* Start GIVEN TEXT *

From 03f3b6f73fb6854250e7e54524b7acd57cb07984 Mon Sep 17 00:00:00 2001
From: Noel Merket <noel.merket@nrel.gov>
Date: Mon, 11 Jan 2021 13:20:40 -0700
Subject: [PATCH 11/21] changes to project_resstock_national.yml for testing

---
 project_resstock_national.yml | 6 +++---
 1 file changed, 3 insertions(+), 3 deletions(-)

diff --git a/project_resstock_national.yml b/project_resstock_national.yml
index 521e668b..73fd3988 100644
--- a/project_resstock_national.yml
+++ b/project_resstock_national.yml
@@ -1,9 +1,9 @@
 schema_version: '0.3'
-buildstock_directory: ../OpenStudio-BuildStock  # Relative to this file or absolute
+buildstock_directory: ../resstock  # Relative to this file or absolute
 project_directory: project_national  # Relative to buildstock_directory
 output_directory: ../national_test_outputs
 # weather_files_url: https://data.nrel.gov/system/files/128/ResStock_TMY3.zip
-weather_files_path: ../ResStock_TMY3.zip  # Relative to this file or absolute path to zipped weather files
+weather_files_path: ../buildstock_2018.zip  # Relative to this file or absolute path to zipped weather files
 
 sampler:
   type: residential_quota_downselect
@@ -23,7 +23,7 @@ workflow_generator:
       include_enduse_subcategories: true
 
 baseline:
-  n_buildings_represented: 133172057  # Total number of residential dwelling units in contiguous United States, including unoccupied units, resulting from acensus tract level query of ACS 5-yr 2016 (i.e. 2012-2016), using this script: https://github.com/NREL/resstock-estimation/blob/master/sources/spatial/tsv_maker.py.
+  n_buildings_represented: 133172057  # Total number of residential dwelling units in contiguous United States, including unoccupied units, resulting from a census tract level query of ACS 5-yr 2016 (i.e. 2012-2016), using this script: https://github.com/NREL/resstock-estimation/blob/master/sources/spatial/tsv_maker.py.

* End GIVEN TEXT *

PROBLEM ▸
In the patch above, what new value does buildstock_directory get?

* Start RECORDED DATA *

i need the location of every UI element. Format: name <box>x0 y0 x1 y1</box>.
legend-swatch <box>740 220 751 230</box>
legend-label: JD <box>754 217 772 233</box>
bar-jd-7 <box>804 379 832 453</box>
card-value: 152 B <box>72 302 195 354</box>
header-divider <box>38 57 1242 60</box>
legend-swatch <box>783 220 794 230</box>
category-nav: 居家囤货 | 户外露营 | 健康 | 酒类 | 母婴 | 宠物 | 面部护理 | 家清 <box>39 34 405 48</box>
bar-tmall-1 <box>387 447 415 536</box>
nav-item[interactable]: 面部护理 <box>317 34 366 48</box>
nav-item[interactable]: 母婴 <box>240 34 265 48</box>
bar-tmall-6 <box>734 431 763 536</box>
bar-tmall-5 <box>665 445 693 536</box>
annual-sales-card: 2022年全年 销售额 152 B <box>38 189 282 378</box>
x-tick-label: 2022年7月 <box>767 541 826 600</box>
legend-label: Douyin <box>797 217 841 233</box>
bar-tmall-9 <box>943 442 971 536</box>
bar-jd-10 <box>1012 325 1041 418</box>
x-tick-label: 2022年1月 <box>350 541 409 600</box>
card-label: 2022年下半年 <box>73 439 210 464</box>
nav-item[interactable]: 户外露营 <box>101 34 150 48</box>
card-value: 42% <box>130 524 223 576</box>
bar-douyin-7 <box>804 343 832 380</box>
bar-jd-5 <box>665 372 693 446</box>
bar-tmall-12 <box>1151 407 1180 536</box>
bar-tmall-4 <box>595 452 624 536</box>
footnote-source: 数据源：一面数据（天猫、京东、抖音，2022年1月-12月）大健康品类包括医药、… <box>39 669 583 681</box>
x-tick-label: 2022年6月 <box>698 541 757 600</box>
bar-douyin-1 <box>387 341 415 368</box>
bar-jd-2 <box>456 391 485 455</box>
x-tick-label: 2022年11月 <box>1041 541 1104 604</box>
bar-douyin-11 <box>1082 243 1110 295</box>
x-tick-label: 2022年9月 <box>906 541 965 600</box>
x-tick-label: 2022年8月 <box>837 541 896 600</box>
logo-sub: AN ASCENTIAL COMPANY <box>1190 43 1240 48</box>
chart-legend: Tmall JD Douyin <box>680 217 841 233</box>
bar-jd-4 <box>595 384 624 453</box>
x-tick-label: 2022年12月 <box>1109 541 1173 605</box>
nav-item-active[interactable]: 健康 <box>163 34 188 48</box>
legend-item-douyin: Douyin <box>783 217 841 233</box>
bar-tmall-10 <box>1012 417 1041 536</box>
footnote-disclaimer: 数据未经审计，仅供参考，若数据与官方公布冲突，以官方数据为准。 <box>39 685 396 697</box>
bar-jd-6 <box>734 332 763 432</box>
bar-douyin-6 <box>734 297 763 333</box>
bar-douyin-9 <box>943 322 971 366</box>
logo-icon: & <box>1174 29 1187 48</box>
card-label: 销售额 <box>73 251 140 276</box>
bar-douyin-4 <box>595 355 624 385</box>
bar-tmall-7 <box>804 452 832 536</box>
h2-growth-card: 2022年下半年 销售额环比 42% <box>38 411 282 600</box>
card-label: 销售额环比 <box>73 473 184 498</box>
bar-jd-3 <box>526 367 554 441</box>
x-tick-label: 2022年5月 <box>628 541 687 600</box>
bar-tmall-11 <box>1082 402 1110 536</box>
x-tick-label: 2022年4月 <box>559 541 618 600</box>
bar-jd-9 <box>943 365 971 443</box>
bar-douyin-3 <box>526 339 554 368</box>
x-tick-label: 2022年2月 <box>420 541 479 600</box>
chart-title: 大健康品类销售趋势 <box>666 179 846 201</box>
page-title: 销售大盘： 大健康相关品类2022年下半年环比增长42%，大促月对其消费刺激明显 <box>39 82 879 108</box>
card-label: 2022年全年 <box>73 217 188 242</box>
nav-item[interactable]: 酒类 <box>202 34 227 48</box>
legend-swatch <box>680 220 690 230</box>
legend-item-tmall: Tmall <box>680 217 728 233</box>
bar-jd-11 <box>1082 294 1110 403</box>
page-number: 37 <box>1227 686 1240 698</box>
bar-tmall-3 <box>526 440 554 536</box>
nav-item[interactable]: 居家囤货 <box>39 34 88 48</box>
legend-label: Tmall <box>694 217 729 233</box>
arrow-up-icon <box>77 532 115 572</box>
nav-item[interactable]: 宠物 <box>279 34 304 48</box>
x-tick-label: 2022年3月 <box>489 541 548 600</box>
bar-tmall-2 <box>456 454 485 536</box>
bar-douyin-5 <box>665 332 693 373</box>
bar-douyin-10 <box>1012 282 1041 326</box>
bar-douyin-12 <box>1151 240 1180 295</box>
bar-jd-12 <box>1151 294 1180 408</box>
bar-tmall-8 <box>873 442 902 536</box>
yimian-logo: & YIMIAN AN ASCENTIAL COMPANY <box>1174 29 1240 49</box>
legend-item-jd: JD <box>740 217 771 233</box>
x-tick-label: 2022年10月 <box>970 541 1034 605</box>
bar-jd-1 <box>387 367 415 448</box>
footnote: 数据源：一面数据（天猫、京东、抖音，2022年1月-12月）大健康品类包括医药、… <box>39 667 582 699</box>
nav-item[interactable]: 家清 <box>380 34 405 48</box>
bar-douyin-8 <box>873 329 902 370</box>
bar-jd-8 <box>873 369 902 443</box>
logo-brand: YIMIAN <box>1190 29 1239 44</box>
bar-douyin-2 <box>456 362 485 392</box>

* End RECORDED DATA *

RESPONSE BELOW ▸
../resstock